Images are to be excluded, and the rest of the data repeated exactly.

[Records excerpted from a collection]
= = = =

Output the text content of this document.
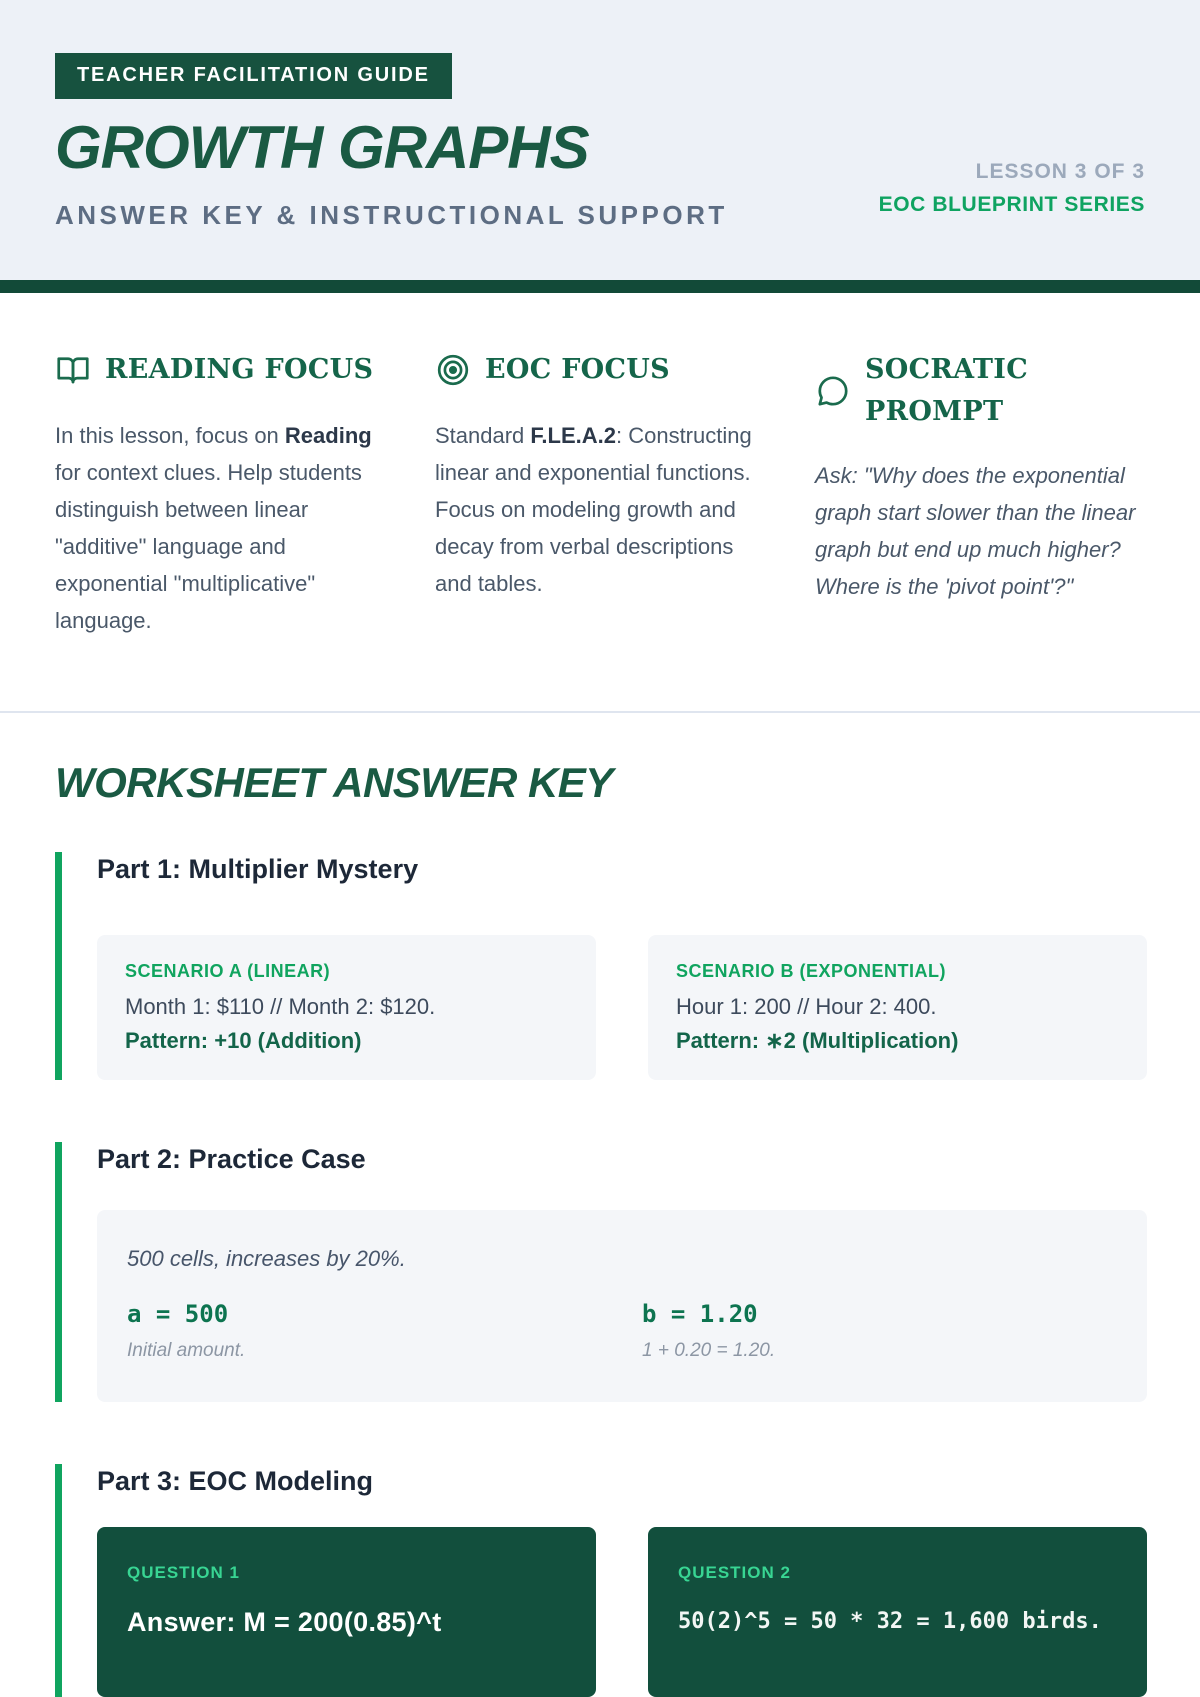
TEACHER FACILITATION GUIDE
GROWTH GRAPHS
ANSWER KEY & INSTRUCTIONAL SUPPORT
LESSON 3 OF 3
EOC BLUEPRINT SERIES
READING FOCUS

In this lesson, focus on Reading for context clues. Help students distinguish between linear "additive" language and exponential "multiplicative" language.

EOC FOCUS

Standard F.LE.A.2: Constructing linear and exponential functions. Focus on modeling growth and decay from verbal descriptions and tables.

SOCRATIC PROMPT

Ask: "Why does the exponential graph start slower than the linear graph but end up much higher? Where is the 'pivot point'?"

WORKSHEET ANSWER KEY
Part 1: Multiplier Mystery
SCENARIO A (LINEAR)
Month 1: $110 // Month 2: $120.
Pattern: +10 (Addition)
SCENARIO B (EXPONENTIAL)
Hour 1: 200 // Hour 2: 400.
Pattern: ∗2 (Multiplication)
Part 2: Practice Case
500 cells, increases by 20%.
a = 500
Initial amount.
b = 1.20
1 + 0.20 = 1.20.
Part 3: EOC Modeling
QUESTION 1
Answer: M = 200(0.85)^t
QUESTION 2
50(2)^5 = 50 * 32 = 1,600 birds.
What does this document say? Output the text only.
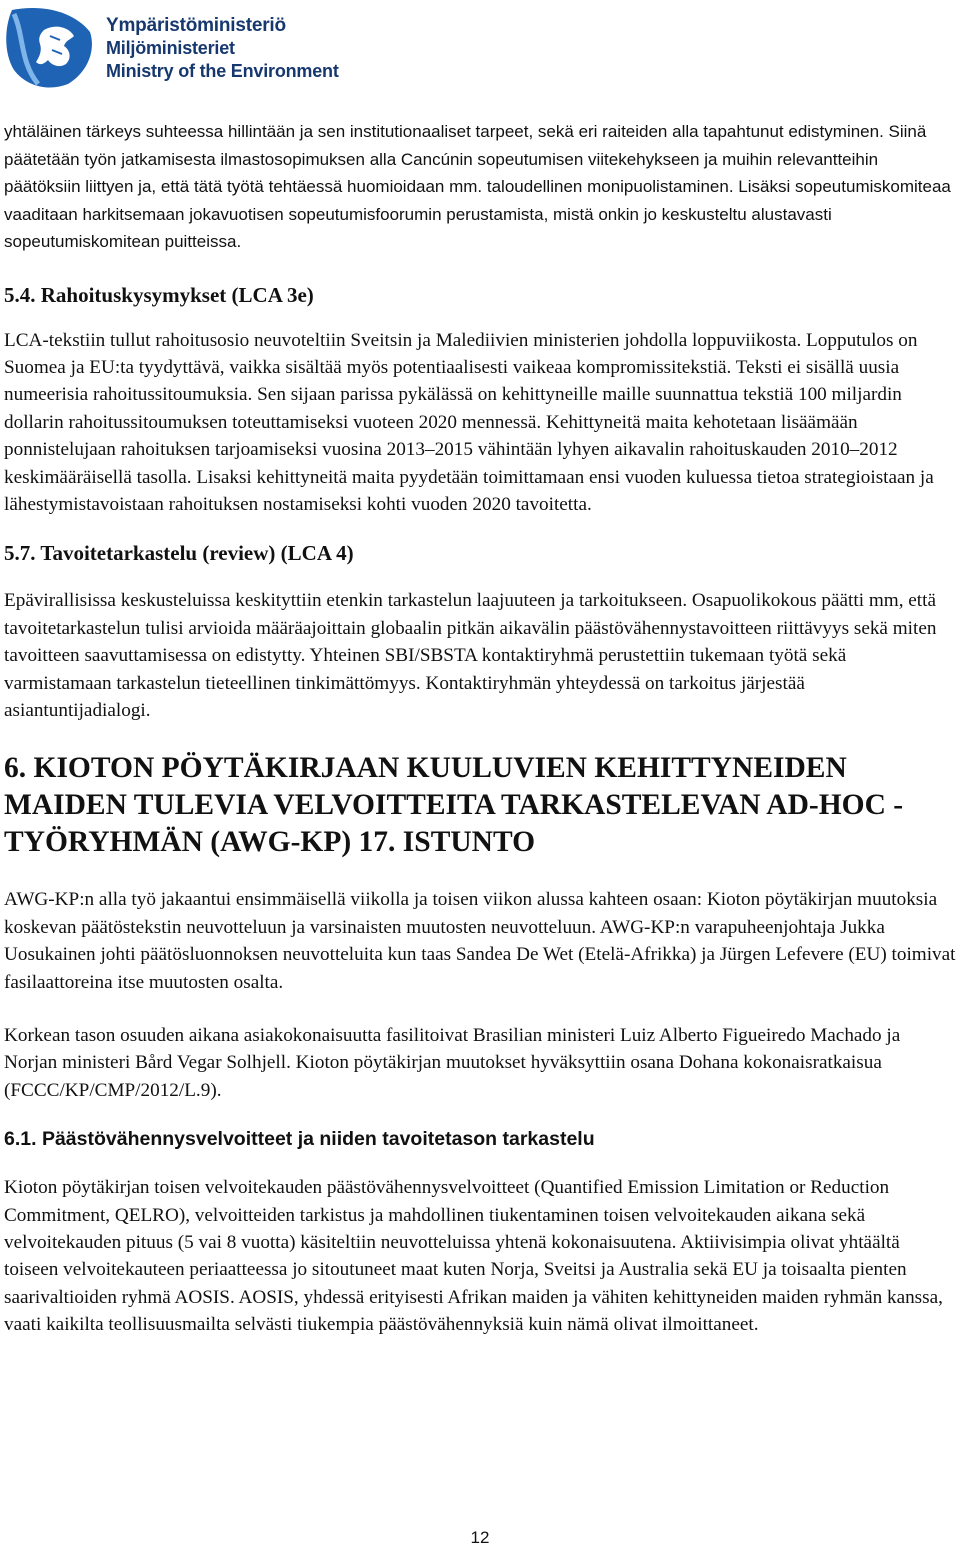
Ympäristöministeriö
Miljöministeriet
Ministry of the Environment

yhtäläinen tärkeys suhteessa hillintään ja sen institutionaaliset tarpeet, sekä eri raiteiden alla tapahtunut edistyminen. Siinä päätetään työn jatkamisesta ilmastosopimuksen alla Cancúnin sopeutumisen viitekehykseen ja muihin relevantteihin päätöksiin liittyen ja, että tätä työtä tehtäessä huomioidaan mm. taloudellinen monipuolistaminen. Lisäksi sopeutumiskomiteaa vaaditaan harkitsemaan jokavuotisen sopeutumisfoorumin perustamista, mistä onkin jo keskusteltu alustavasti sopeutumiskomitean puitteissa.

5.4. Rahoituskysymykset (LCA 3e)

LCA-tekstiin tullut rahoitusosio neuvoteltiin Sveitsin ja Malediivien ministerien johdolla loppuviikosta. Lopputulos on Suomea ja EU:ta tyydyttävä, vaikka sisältää myös potentiaalisesti vaikeaa kompromissitekstiä. Teksti ei sisällä uusia numeerisia rahoitussitoumuksia. Sen sijaan parissa pykälässä on kehittyneille maille suunnattua tekstiä 100 miljardin dollarin rahoitussitoumuksen toteuttamiseksi vuoteen 2020 mennessä. Kehittyneitä maita kehotetaan lisäämään ponnistelujaan rahoituksen tarjoamiseksi vuosina 2013–2015 vähintään lyhyen aikavalin rahoituskauden 2010–2012 keskimääräisellä tasolla. Lisaksi kehittyneitä maita pyydetään toimittamaan ensi vuoden kuluessa tietoa strategioistaan ja lähestymistavoistaan rahoituksen nostamiseksi kohti vuoden 2020 tavoitetta.

5.7. Tavoitetarkastelu (review) (LCA 4)

Epävirallisissa keskusteluissa keskityttiin etenkin tarkastelun laajuuteen ja tarkoitukseen. Osapuolikokous päätti mm, että tavoitetarkastelun tulisi arvioida määräajoittain globaalin pitkän aikavälin päästövähennystavoitteen riittävyys sekä miten tavoitteen saavuttamisessa on edistytty. Yhteinen SBI/SBSTA kontaktiryhmä perustettiin tukemaan työtä sekä varmistamaan tarkastelun tieteellinen tinkimättömyys. Kontaktiryhmän yhteydessä on tarkoitus järjestää asiantuntijadialogi.

6. KIOTON PÖYTÄKIRJAAN KUULUVIEN KEHITTYNEIDEN MAIDEN TULEVIA VELVOITTEITA TARKASTELEVAN AD-HOC -TYÖRYHMÄN (AWG-KP) 17. ISTUNTO

AWG-KP:n alla työ jakaantui ensimmäisellä viikolla ja toisen viikon alussa kahteen osaan: Kioton pöytäkirjan muutoksia koskevan päätöstekstin neuvotteluun ja varsinaisten muutosten neuvotteluun. AWG-KP:n varapuheenjohtaja Jukka Uosukainen johti päätösluonnoksen neuvotteluita kun taas Sandea De Wet (Etelä-Afrikka) ja Jürgen Lefevere (EU) toimivat fasilaattoreina itse muutosten osalta.

Korkean tason osuuden aikana asiakokonaisuutta fasilitoivat Brasilian ministeri Luiz Alberto Figueiredo Machado ja Norjan ministeri Bård Vegar Solhjell. Kioton pöytäkirjan muutokset hyväksyttiin osana Dohana kokonaisratkaisua (FCCC/KP/CMP/2012/L.9).

6.1. Päästövähennysvelvoitteet ja niiden tavoitetason tarkastelu

Kioton pöytäkirjan toisen velvoitekauden päästövähennysvelvoitteet (Quantified Emission Limitation or Reduction Commitment, QELRO), velvoitteiden tarkistus ja mahdollinen tiukentaminen toisen velvoitekauden aikana sekä velvoitekauden pituus (5 vai 8 vuotta) käsiteltiin neuvotteluissa yhtenä kokonaisuutena. Aktiivisimpia olivat yhtäältä toiseen velvoitekauteen periaatteessa jo sitoutuneet maat kuten Norja, Sveitsi ja Australia sekä EU ja toisaalta pienten saarivaltioiden ryhmä AOSIS. AOSIS, yhdessä erityisesti Afrikan maiden ja vähiten kehittyneiden maiden ryhmän kanssa, vaati kaikilta teollisuusmailta selvästi tiukempia päästövähennyksiä kuin nämä olivat ilmoittaneet.

12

= = = =

= Exercise solution =
Output the text content of this document.
TEACHER FACILITATION GUIDE
GROWTH GRAPHS
ANSWER KEY & INSTRUCTIONAL SUPPORT
LESSON 3 OF 3
EOC BLUEPRINT SERIES
READING FOCUS

In this lesson, focus on Reading for context clues. Help students distinguish between linear "additive" language and exponential "multiplicative" language.

EOC FOCUS

Standard F.LE.A.2: Constructing linear and exponential functions. Focus on modeling growth and decay from verbal descriptions and tables.

SOCRATIC PROMPT

Ask: "Why does the exponential graph start slower than the linear graph but end up much higher? Where is the 'pivot point'?"

WORKSHEET ANSWER KEY
Part 1: Multiplier Mystery
SCENARIO A (LINEAR)
Month 1: $110 // Month 2: $120.
Pattern: +10 (Addition)
SCENARIO B (EXPONENTIAL)
Hour 1: 200 // Hour 2: 400.
Pattern: ∗2 (Multiplication)
Part 2: Practice Case
500 cells, increases by 20%.
a = 500
Initial amount.
b = 1.20
1 + 0.20 = 1.20.
Part 3: EOC Modeling
QUESTION 1
Answer: M = 200(0.85)^t
QUESTION 2
50(2)^5 = 50 * 32 = 1,600 birds.
What does this document say? Output the text only.
Ympäristöministeriö
Miljöministeriet
Ministry of the Environment

yhtäläinen tärkeys suhteessa hillintään ja sen institutionaaliset tarpeet, sekä eri raiteiden alla tapahtunut edistyminen. Siinä päätetään työn jatkamisesta ilmastosopimuksen alla Cancúnin sopeutumisen viitekehykseen ja muihin relevantteihin päätöksiin liittyen ja, että tätä työtä tehtäessä huomioidaan mm. taloudellinen monipuolistaminen. Lisäksi sopeutumiskomiteaa vaaditaan harkitsemaan jokavuotisen sopeutumisfoorumin perustamista, mistä onkin jo keskusteltu alustavasti sopeutumiskomitean puitteissa.

5.4. Rahoituskysymykset (LCA 3e)

LCA-tekstiin tullut rahoitusosio neuvoteltiin Sveitsin ja Malediivien ministerien johdolla loppuviikosta. Lopputulos on Suomea ja EU:ta tyydyttävä, vaikka sisältää myös potentiaalisesti vaikeaa kompromissitekstiä. Teksti ei sisällä uusia numeerisia rahoitussitoumuksia. Sen sijaan parissa pykälässä on kehittyneille maille suunnattua tekstiä 100 miljardin dollarin rahoitussitoumuksen toteuttamiseksi vuoteen 2020 mennessä. Kehittyneitä maita kehotetaan lisäämään ponnistelujaan rahoituksen tarjoamiseksi vuosina 2013–2015 vähintään lyhyen aikavalin rahoituskauden 2010–2012 keskimääräisellä tasolla. Lisaksi kehittyneitä maita pyydetään toimittamaan ensi vuoden kuluessa tietoa strategioistaan ja lähestymistavoistaan rahoituksen nostamiseksi kohti vuoden 2020 tavoitetta.

5.7. Tavoitetarkastelu (review) (LCA 4)

Epävirallisissa keskusteluissa keskityttiin etenkin tarkastelun laajuuteen ja tarkoitukseen. Osapuolikokous päätti mm, että tavoitetarkastelun tulisi arvioida määräajoittain globaalin pitkän aikavälin päästövähennystavoitteen riittävyys sekä miten tavoitteen saavuttamisessa on edistytty. Yhteinen SBI/SBSTA kontaktiryhmä perustettiin tukemaan työtä sekä varmistamaan tarkastelun tieteellinen tinkimättömyys. Kontaktiryhmän yhteydessä on tarkoitus järjestää asiantuntijadialogi.

6. KIOTON PÖYTÄKIRJAAN KUULUVIEN KEHITTYNEIDEN MAIDEN TULEVIA VELVOITTEITA TARKASTELEVAN AD-HOC -TYÖRYHMÄN (AWG-KP) 17. ISTUNTO

AWG-KP:n alla työ jakaantui ensimmäisellä viikolla ja toisen viikon alussa kahteen osaan: Kioton pöytäkirjan muutoksia koskevan päätöstekstin neuvotteluun ja varsinaisten muutosten neuvotteluun. AWG-KP:n varapuheenjohtaja Jukka Uosukainen johti päätösluonnoksen neuvotteluita kun taas Sandea De Wet (Etelä-Afrikka) ja Jürgen Lefevere (EU) toimivat fasilaattoreina itse muutosten osalta.

Korkean tason osuuden aikana asiakokonaisuutta fasilitoivat Brasilian ministeri Luiz Alberto Figueiredo Machado ja Norjan ministeri Bård Vegar Solhjell. Kioton pöytäkirjan muutokset hyväksyttiin osana Dohana kokonaisratkaisua (FCCC/KP/CMP/2012/L.9).

6.1. Päästövähennysvelvoitteet ja niiden tavoitetason tarkastelu

Kioton pöytäkirjan toisen velvoitekauden päästövähennysvelvoitteet (Quantified Emission Limitation or Reduction Commitment, QELRO), velvoitteiden tarkistus ja mahdollinen tiukentaminen toisen velvoitekauden aikana sekä velvoitekauden pituus (5 vai 8 vuotta) käsiteltiin neuvotteluissa yhtenä kokonaisuutena. Aktiivisimpia olivat yhtäältä toiseen velvoitekauteen periaatteessa jo sitoutuneet maat kuten Norja, Sveitsi ja Australia sekä EU ja toisaalta pienten saarivaltioiden ryhmä AOSIS. AOSIS, yhdessä erityisesti Afrikan maiden ja vähiten kehittyneiden maiden ryhmän kanssa, vaati kaikilta teollisuusmailta selvästi tiukempia päästövähennyksiä kuin nämä olivat ilmoittaneet.

12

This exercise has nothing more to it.